Data shown:
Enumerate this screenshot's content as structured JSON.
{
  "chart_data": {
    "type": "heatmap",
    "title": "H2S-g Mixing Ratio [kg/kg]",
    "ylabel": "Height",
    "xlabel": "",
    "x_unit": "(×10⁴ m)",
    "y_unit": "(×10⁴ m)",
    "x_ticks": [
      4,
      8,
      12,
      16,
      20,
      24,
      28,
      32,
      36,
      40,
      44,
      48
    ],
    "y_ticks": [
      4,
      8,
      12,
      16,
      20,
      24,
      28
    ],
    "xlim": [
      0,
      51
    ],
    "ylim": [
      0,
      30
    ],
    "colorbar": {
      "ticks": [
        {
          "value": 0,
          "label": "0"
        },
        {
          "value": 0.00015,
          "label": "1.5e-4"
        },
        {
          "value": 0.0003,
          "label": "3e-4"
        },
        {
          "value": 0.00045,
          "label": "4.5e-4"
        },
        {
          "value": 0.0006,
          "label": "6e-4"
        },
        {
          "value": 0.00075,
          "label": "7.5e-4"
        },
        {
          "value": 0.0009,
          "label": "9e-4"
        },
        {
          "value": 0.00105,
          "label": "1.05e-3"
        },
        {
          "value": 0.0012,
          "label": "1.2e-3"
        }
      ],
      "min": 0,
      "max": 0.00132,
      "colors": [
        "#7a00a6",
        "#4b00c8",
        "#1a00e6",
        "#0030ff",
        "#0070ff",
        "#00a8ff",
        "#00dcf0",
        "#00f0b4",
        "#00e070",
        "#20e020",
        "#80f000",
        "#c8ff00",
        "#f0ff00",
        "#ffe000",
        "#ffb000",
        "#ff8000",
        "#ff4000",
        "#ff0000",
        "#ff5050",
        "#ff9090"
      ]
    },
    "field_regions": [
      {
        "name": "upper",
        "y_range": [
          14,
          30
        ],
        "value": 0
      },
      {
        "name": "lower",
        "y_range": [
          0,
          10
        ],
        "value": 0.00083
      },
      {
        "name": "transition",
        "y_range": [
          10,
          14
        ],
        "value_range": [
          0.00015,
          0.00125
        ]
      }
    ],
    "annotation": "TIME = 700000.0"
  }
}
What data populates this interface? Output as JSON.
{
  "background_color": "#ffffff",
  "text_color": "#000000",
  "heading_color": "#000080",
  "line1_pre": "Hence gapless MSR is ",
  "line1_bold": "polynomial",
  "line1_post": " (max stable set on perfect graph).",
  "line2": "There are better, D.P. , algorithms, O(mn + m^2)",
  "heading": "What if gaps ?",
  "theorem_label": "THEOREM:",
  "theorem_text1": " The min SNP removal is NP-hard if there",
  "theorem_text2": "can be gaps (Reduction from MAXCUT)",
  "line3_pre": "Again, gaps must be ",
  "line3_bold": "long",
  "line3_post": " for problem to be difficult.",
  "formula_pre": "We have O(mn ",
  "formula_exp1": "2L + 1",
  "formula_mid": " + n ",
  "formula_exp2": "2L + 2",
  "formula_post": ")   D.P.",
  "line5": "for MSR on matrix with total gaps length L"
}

Written problem: Answer with a single number: the count of lines holding the word "JSON".

Task result: 2